● **Stated problem**
From the entries below, extract every line that includes the word "image".

----- Source material

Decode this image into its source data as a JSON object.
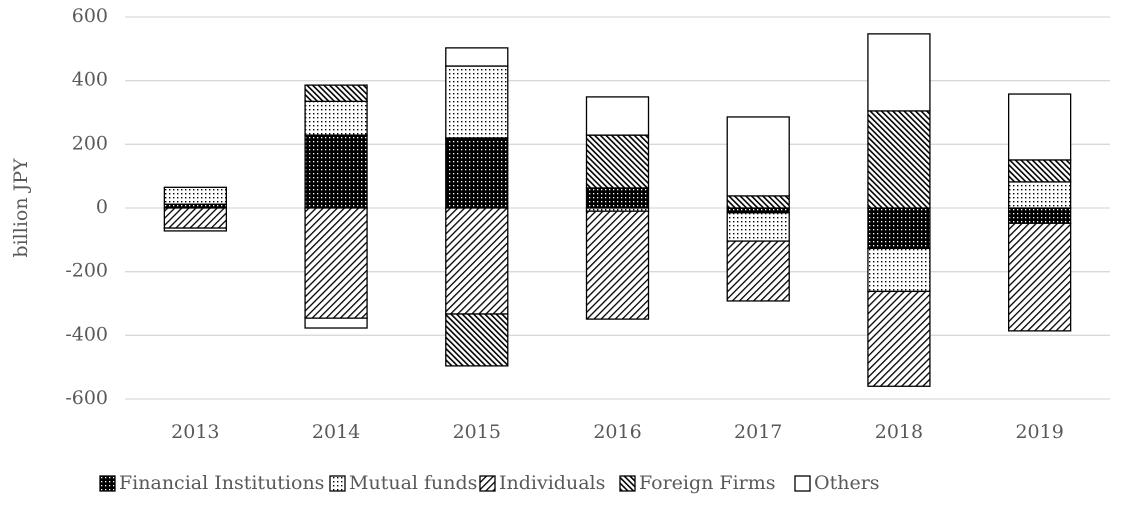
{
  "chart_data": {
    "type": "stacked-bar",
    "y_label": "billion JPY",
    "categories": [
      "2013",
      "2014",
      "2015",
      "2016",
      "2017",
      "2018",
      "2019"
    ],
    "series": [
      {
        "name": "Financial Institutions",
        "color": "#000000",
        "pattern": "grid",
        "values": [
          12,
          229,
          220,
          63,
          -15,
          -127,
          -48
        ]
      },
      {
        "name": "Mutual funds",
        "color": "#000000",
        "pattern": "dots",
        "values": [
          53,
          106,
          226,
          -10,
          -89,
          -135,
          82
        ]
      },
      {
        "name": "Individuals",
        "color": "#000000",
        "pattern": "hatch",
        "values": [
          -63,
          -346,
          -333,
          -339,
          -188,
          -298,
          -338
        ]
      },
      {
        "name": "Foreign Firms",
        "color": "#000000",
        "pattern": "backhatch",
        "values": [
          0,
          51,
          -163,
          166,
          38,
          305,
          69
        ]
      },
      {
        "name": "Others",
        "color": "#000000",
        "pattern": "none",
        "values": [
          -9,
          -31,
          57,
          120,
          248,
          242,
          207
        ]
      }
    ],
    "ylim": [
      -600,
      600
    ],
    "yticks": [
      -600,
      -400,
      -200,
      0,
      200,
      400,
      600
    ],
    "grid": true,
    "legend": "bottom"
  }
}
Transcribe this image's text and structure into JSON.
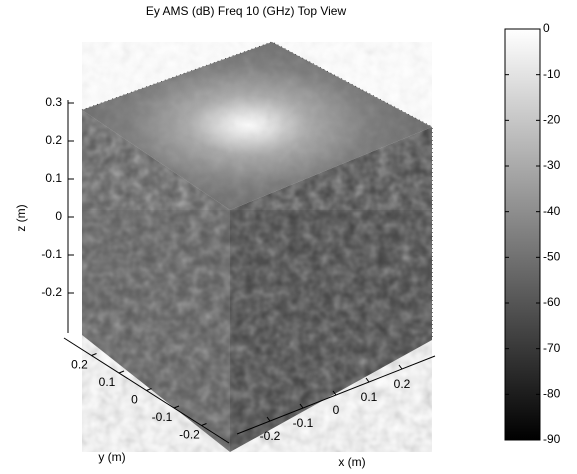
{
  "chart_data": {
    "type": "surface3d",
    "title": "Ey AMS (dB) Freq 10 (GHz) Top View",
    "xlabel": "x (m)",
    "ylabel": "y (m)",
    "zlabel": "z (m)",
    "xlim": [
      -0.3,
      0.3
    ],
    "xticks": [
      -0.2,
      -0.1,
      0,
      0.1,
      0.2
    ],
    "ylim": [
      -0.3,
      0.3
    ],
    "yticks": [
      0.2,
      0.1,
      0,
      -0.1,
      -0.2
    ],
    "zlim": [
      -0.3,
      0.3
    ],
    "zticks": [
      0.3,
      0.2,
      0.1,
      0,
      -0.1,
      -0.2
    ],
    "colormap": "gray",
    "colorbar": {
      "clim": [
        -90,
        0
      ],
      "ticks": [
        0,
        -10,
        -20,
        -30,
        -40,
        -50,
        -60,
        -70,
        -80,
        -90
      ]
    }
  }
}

----------

● **Response to the task**
Decode this image into its source data as a JSON object.
Transcribe this image's text and structure into JSON.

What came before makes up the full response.